- **SUPPLIED DATA**:
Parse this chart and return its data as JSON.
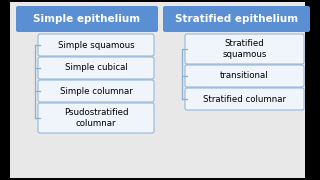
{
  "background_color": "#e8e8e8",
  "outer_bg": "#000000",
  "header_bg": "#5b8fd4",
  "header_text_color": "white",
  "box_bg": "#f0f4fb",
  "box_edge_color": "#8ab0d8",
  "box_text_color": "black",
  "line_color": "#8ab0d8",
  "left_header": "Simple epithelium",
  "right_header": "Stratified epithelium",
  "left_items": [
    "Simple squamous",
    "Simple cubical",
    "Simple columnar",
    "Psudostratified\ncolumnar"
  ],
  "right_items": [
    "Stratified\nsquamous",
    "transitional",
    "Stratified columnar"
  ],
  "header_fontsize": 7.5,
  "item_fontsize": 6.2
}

- **REQUIREMENTS**: All of the material above is to be copied exactly, except for its images.

- **TASK RESPONSE**:
Parse this chart and return its data as JSON.
{
  "background_color": "#e8e8e8",
  "outer_bg": "#000000",
  "header_bg": "#5b8fd4",
  "header_text_color": "white",
  "box_bg": "#f0f4fb",
  "box_edge_color": "#8ab0d8",
  "box_text_color": "black",
  "line_color": "#8ab0d8",
  "left_header": "Simple epithelium",
  "right_header": "Stratified epithelium",
  "left_items": [
    "Simple squamous",
    "Simple cubical",
    "Simple columnar",
    "Psudostratified\ncolumnar"
  ],
  "right_items": [
    "Stratified\nsquamous",
    "transitional",
    "Stratified columnar"
  ],
  "header_fontsize": 7.5,
  "item_fontsize": 6.2
}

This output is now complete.